>> Begin
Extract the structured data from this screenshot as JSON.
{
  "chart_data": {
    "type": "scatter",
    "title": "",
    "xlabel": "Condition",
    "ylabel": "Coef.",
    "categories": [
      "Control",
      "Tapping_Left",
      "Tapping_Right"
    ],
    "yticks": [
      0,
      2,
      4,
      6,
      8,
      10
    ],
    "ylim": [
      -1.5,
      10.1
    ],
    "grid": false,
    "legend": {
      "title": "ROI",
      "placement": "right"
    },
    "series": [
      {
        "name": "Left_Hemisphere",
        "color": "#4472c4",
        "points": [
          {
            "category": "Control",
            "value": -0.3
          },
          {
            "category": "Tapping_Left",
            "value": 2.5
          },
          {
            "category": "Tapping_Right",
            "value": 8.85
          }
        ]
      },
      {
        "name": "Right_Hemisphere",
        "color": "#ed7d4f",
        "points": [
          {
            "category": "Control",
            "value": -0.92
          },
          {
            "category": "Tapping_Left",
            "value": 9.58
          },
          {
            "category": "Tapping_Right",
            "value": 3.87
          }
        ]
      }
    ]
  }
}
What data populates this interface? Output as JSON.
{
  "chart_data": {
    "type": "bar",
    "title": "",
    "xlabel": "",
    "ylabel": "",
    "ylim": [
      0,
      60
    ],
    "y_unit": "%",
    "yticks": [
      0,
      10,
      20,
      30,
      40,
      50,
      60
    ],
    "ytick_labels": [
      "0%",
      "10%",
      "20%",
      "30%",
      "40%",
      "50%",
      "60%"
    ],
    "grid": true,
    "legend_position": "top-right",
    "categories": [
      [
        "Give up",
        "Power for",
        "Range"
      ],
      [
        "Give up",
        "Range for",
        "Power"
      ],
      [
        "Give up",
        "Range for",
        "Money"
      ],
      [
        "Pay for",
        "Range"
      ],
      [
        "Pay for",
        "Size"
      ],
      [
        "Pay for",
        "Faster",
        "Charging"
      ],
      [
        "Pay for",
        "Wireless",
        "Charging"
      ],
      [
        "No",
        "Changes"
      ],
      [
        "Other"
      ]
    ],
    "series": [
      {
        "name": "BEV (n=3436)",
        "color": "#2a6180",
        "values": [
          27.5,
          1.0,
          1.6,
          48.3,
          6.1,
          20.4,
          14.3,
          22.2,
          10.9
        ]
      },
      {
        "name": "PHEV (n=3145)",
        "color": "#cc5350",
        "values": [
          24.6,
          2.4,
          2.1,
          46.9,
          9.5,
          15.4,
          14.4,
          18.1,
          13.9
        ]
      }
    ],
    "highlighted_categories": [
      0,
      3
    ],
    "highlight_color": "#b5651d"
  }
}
>> End
» What you should do
Each line must be given again exactly as written above.

» Written reply
Extract the structured data from this screenshot as JSON.
{
  "chart_data": {
    "type": "scatter",
    "title": "",
    "xlabel": "Condition",
    "ylabel": "Coef.",
    "categories": [
      "Control",
      "Tapping_Left",
      "Tapping_Right"
    ],
    "yticks": [
      0,
      2,
      4,
      6,
      8,
      10
    ],
    "ylim": [
      -1.5,
      10.1
    ],
    "grid": false,
    "legend": {
      "title": "ROI",
      "placement": "right"
    },
    "series": [
      {
        "name": "Left_Hemisphere",
        "color": "#4472c4",
        "points": [
          {
            "category": "Control",
            "value": -0.3
          },
          {
            "category": "Tapping_Left",
            "value": 2.5
          },
          {
            "category": "Tapping_Right",
            "value": 8.85
          }
        ]
      },
      {
        "name": "Right_Hemisphere",
        "color": "#ed7d4f",
        "points": [
          {
            "category": "Control",
            "value": -0.92
          },
          {
            "category": "Tapping_Left",
            "value": 9.58
          },
          {
            "category": "Tapping_Right",
            "value": 3.87
          }
        ]
      }
    ]
  }
}
What data populates this interface? Output as JSON.
{
  "chart_data": {
    "type": "bar",
    "title": "",
    "xlabel": "",
    "ylabel": "",
    "ylim": [
      0,
      60
    ],
    "y_unit": "%",
    "yticks": [
      0,
      10,
      20,
      30,
      40,
      50,
      60
    ],
    "ytick_labels": [
      "0%",
      "10%",
      "20%",
      "30%",
      "40%",
      "50%",
      "60%"
    ],
    "grid": true,
    "legend_position": "top-right",
    "categories": [
      [
        "Give up",
        "Power for",
        "Range"
      ],
      [
        "Give up",
        "Range for",
        "Power"
      ],
      [
        "Give up",
        "Range for",
        "Money"
      ],
      [
        "Pay for",
        "Range"
      ],
      [
        "Pay for",
        "Size"
      ],
      [
        "Pay for",
        "Faster",
        "Charging"
      ],
      [
        "Pay for",
        "Wireless",
        "Charging"
      ],
      [
        "No",
        "Changes"
      ],
      [
        "Other"
      ]
    ],
    "series": [
      {
        "name": "BEV (n=3436)",
        "color": "#2a6180",
        "values": [
          27.5,
          1.0,
          1.6,
          48.3,
          6.1,
          20.4,
          14.3,
          22.2,
          10.9
        ]
      },
      {
        "name": "PHEV (n=3145)",
        "color": "#cc5350",
        "values": [
          24.6,
          2.4,
          2.1,
          46.9,
          9.5,
          15.4,
          14.4,
          18.1,
          13.9
        ]
      }
    ],
    "highlighted_categories": [
      0,
      3
    ],
    "highlight_color": "#b5651d"
  }
}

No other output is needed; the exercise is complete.